*EXERCISE DESCRIPTION*. Find each line containing the string "reaction". Copy it.
--- Start DATA IN THIS EXERCISE ---
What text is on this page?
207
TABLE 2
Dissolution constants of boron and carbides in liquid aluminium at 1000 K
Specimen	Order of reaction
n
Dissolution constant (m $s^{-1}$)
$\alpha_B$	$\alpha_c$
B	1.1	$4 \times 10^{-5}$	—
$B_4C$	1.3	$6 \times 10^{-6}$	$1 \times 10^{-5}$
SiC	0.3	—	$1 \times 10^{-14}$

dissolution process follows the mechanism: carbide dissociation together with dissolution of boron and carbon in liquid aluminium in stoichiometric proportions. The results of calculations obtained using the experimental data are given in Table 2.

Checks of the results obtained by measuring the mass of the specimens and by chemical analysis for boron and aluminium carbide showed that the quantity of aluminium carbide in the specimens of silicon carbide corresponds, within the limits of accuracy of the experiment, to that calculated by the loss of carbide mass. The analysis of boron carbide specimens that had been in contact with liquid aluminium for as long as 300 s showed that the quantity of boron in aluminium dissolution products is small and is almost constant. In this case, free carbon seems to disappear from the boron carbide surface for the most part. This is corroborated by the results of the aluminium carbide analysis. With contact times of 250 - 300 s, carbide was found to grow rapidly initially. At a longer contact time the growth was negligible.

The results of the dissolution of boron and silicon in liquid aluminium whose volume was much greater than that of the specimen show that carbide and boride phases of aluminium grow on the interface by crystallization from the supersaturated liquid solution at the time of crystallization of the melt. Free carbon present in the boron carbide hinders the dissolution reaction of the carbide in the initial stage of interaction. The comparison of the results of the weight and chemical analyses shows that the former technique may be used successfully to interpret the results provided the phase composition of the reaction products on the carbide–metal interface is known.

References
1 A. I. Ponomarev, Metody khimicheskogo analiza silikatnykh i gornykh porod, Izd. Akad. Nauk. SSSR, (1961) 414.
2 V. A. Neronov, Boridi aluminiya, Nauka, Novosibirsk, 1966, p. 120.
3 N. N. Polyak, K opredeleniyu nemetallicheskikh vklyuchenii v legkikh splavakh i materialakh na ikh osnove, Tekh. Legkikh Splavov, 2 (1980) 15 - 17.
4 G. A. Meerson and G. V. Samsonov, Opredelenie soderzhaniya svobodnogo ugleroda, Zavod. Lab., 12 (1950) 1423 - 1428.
--- End DATA IN THIS EXERCISE ---
*PROBLEM SOLUTION*.
Specimen	Order of reaction
The results of the dissolution of boron and silicon in liquid aluminium whose volume was much greater than that of the specimen show that carbide and boride phases of aluminium grow on the interface by crystallization from the supersaturated liquid solution at the time of crystallization of the melt. Free carbon present in the boron carbide hinders the dissolution reaction of the carbide in the initial stage of interaction. The comparison of the results of the weight and chemical analyses shows that the former technique may be used successfully to interpret the results provided the phase composition of the reaction products on the carbide–metal interface is known.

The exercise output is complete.